*Required work*: Output the full listing below exactly, without the pictures.

===== Given information

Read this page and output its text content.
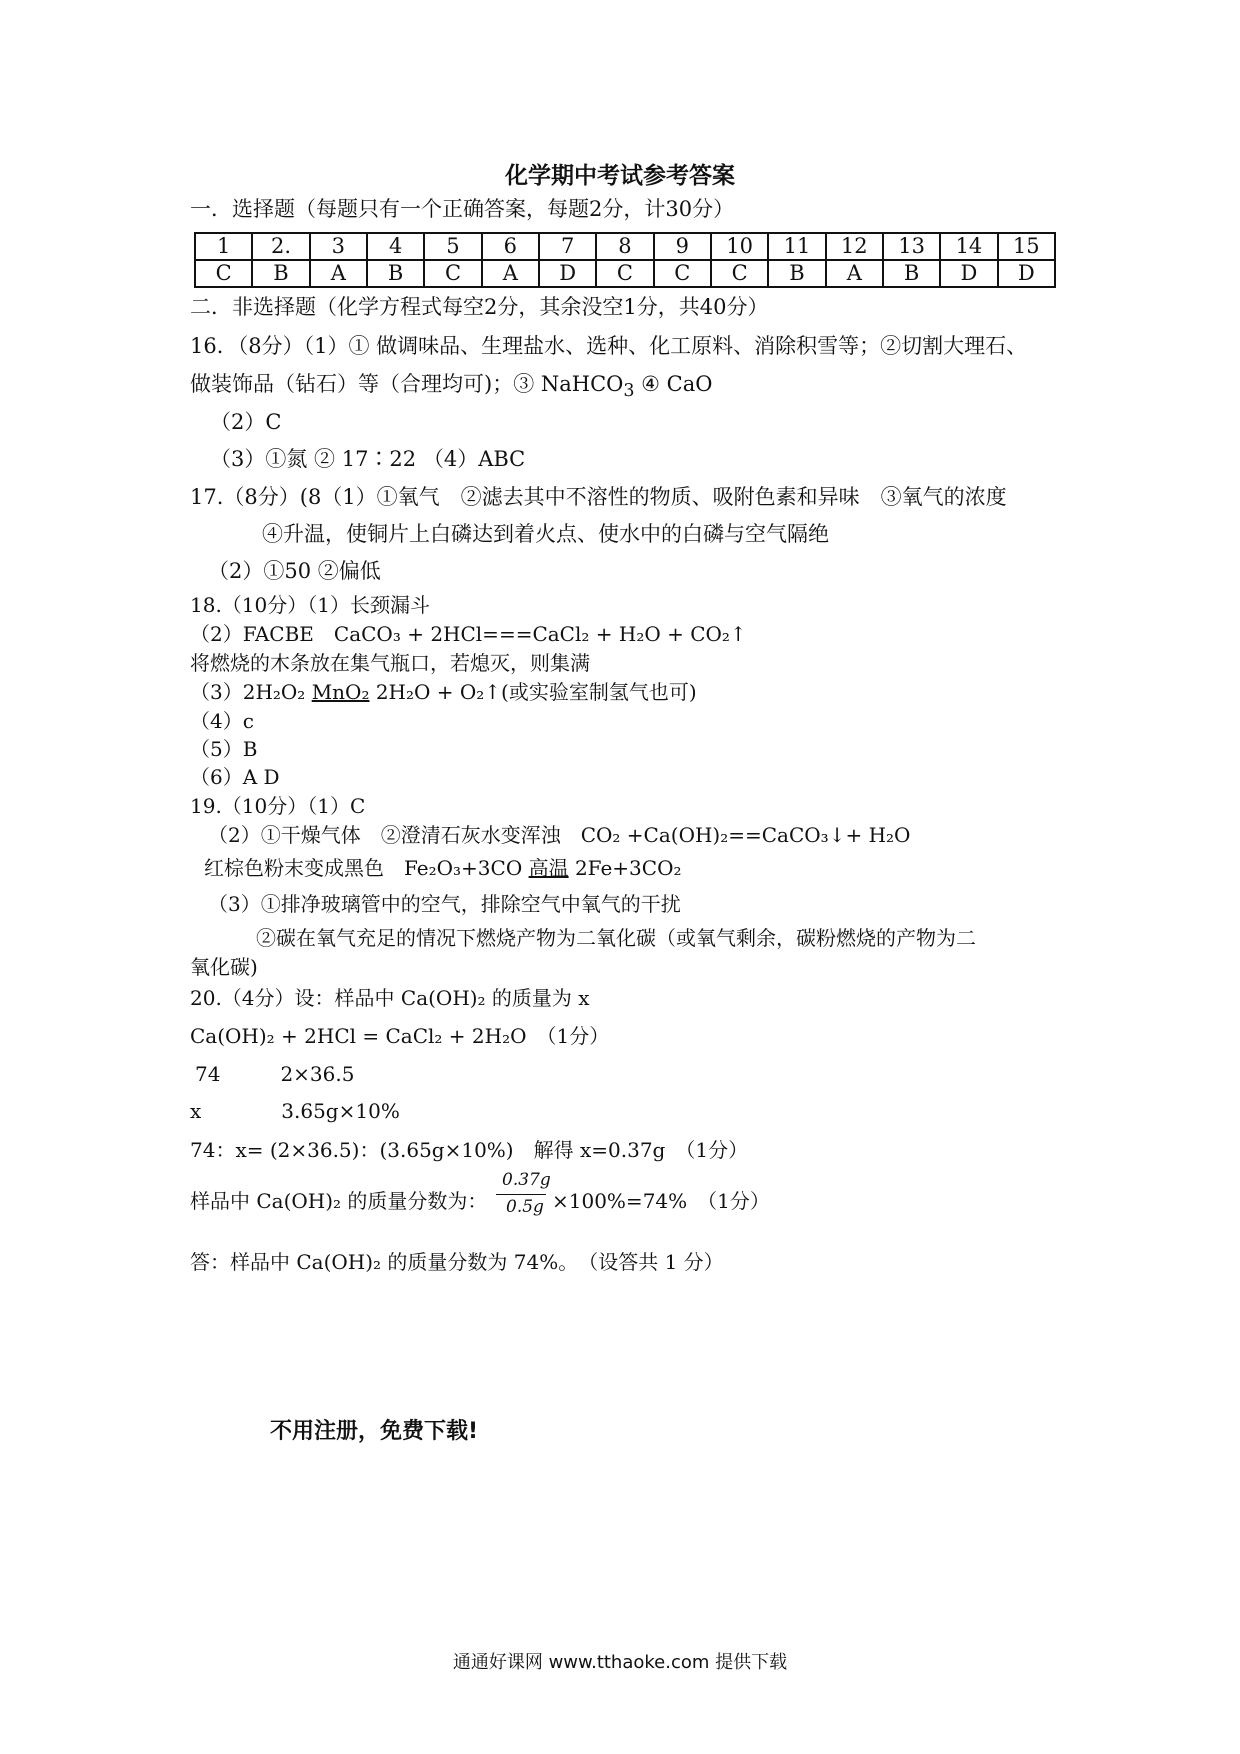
化学期中考试参考答案
一．选择题（每题只有一个正确答案，每题2分，计30分）
1	2.	3	4	5	6	7	8	9	10	11	12	13	14	15
C	B	A	B	C	A	D	C	C	C	B	A	B	D	D
二．非选择题（化学方程式每空2分，其余没空1分，共40分）
16．（8分）（1）① 做调味品、生理盐水、选种、化工原料、消除积雪等；②切割大理石、
做装饰品（钻石）等（合理均可)；③ NaHCO$_3$ ④ CaO
（2）C
（3）①氮 ② 17∶22 （4）ABC
17.（8分）(8（1）①氧气　②滤去其中不溶性的物质、吸附色素和异味　③氧气的浓度
④升温，使铜片上白磷达到着火点、使水中的白磷与空气隔绝
（2）①50 ②偏低
18.（10分）（1）长颈漏斗
（2）FACBE　CaCO₃ + 2HCl===CaCl₂ + H₂O + CO₂↑
将燃烧的木条放在集气瓶口，若熄灭，则集满
（3）2H₂O₂ MnO₂ 2H₂O + O₂↑(或实验室制氢气也可)
（4）c
（5）B
（6）A D
19.（10分）（1）C
（2）①干燥气体　②澄清石灰水变浑浊　CO₂ +Ca(OH)₂==CaCO₃↓+ H₂O
红棕色粉末变成黑色　Fe₂O₃+3CO 高温 2Fe+3CO₂
（3）①排净玻璃管中的空气，排除空气中氧气的干扰
②碳在氧气充足的情况下燃烧产物为二氧化碳（或氧气剩余，碳粉燃烧的产物为二
氧化碳)
20.（4分）设：样品中 Ca(OH)₂ 的质量为 x
Ca(OH)₂ + 2HCl = CaCl₂ + 2H₂O　（1分）
74　　　2×36.5
x　　　　3.65g×10%
74：x= (2×36.5)：(3.65g×10%)　解得 x=0.37g　（1分）
样品中 Ca(OH)₂ 的质量分数为：
0.37g
0.5g ×100%=74%　（1分）
答：样品中 Ca(OH)₂ 的质量分数为 74%。　（设答共 1 分）
不用注册，免费下载!
通通好课网 www.tthaoke.com 提供下载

==========

*Expected answer*:
Read this page and output its text content.
化学期中考试参考答案
一．选择题（每题只有一个正确答案，每题2分，计30分）
1	2.	3	4	5	6	7	8	9	10	11	12	13	14	15
C	B	A	B	C	A	D	C	C	C	B	A	B	D	D
二．非选择题（化学方程式每空2分，其余没空1分，共40分）
16．（8分）（1）① 做调味品、生理盐水、选种、化工原料、消除积雪等；②切割大理石、
做装饰品（钻石）等（合理均可)；③ NaHCO$_3$ ④ CaO
（2）C
（3）①氮 ② 17∶22 （4）ABC
17.（8分）(8（1）①氧气　②滤去其中不溶性的物质、吸附色素和异味　③氧气的浓度
④升温，使铜片上白磷达到着火点、使水中的白磷与空气隔绝
（2）①50 ②偏低
18.（10分）（1）长颈漏斗
（2）FACBE　CaCO₃ + 2HCl===CaCl₂ + H₂O + CO₂↑
将燃烧的木条放在集气瓶口，若熄灭，则集满
（3）2H₂O₂ MnO₂ 2H₂O + O₂↑(或实验室制氢气也可)
（4）c
（5）B
（6）A D
19.（10分）（1）C
（2）①干燥气体　②澄清石灰水变浑浊　CO₂ +Ca(OH)₂==CaCO₃↓+ H₂O
红棕色粉末变成黑色　Fe₂O₃+3CO 高温 2Fe+3CO₂
（3）①排净玻璃管中的空气，排除空气中氧气的干扰
②碳在氧气充足的情况下燃烧产物为二氧化碳（或氧气剩余，碳粉燃烧的产物为二
氧化碳)
20.（4分）设：样品中 Ca(OH)₂ 的质量为 x
Ca(OH)₂ + 2HCl = CaCl₂ + 2H₂O　（1分）
74　　　2×36.5
x　　　　3.65g×10%
74：x= (2×36.5)：(3.65g×10%)　解得 x=0.37g　（1分）
样品中 Ca(OH)₂ 的质量分数为：
0.37g
0.5g ×100%=74%　（1分）
答：样品中 Ca(OH)₂ 的质量分数为 74%。　（设答共 1 分）
不用注册，免费下载!
通通好课网 www.tthaoke.com 提供下载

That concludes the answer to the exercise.